_PROBLEM TO WORK ON_:
Return the full material exactly.

(Dataset entries)
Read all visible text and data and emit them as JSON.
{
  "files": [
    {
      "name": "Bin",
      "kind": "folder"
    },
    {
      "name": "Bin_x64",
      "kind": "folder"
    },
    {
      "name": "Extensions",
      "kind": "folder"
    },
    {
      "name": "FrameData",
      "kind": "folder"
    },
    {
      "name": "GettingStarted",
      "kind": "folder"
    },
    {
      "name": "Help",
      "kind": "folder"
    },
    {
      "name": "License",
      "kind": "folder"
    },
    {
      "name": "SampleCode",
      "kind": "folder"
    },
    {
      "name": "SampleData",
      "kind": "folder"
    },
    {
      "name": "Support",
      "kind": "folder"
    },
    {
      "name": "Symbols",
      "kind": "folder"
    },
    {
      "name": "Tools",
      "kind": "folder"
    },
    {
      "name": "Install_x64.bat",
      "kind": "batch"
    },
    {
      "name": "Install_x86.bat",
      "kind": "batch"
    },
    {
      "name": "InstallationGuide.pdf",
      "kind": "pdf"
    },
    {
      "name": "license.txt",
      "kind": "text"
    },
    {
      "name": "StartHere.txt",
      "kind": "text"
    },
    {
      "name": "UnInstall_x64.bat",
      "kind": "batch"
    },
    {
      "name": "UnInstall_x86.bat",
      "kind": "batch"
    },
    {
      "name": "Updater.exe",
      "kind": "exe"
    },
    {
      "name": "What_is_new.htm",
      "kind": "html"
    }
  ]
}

_RESULT OF THIS EXERCISE_:
Read all visible text and data and emit them as JSON.
{
  "files": [
    {
      "name": "Bin",
      "kind": "folder"
    },
    {
      "name": "Bin_x64",
      "kind": "folder"
    },
    {
      "name": "Extensions",
      "kind": "folder"
    },
    {
      "name": "FrameData",
      "kind": "folder"
    },
    {
      "name": "GettingStarted",
      "kind": "folder"
    },
    {
      "name": "Help",
      "kind": "folder"
    },
    {
      "name": "License",
      "kind": "folder"
    },
    {
      "name": "SampleCode",
      "kind": "folder"
    },
    {
      "name": "SampleData",
      "kind": "folder"
    },
    {
      "name": "Support",
      "kind": "folder"
    },
    {
      "name": "Symbols",
      "kind": "folder"
    },
    {
      "name": "Tools",
      "kind": "folder"
    },
    {
      "name": "Install_x64.bat",
      "kind": "batch"
    },
    {
      "name": "Install_x86.bat",
      "kind": "batch"
    },
    {
      "name": "InstallationGuide.pdf",
      "kind": "pdf"
    },
    {
      "name": "license.txt",
      "kind": "text"
    },
    {
      "name": "StartHere.txt",
      "kind": "text"
    },
    {
      "name": "UnInstall_x64.bat",
      "kind": "batch"
    },
    {
      "name": "UnInstall_x86.bat",
      "kind": "batch"
    },
    {
      "name": "Updater.exe",
      "kind": "exe"
    },
    {
      "name": "What_is_new.htm",
      "kind": "html"
    }
  ]
}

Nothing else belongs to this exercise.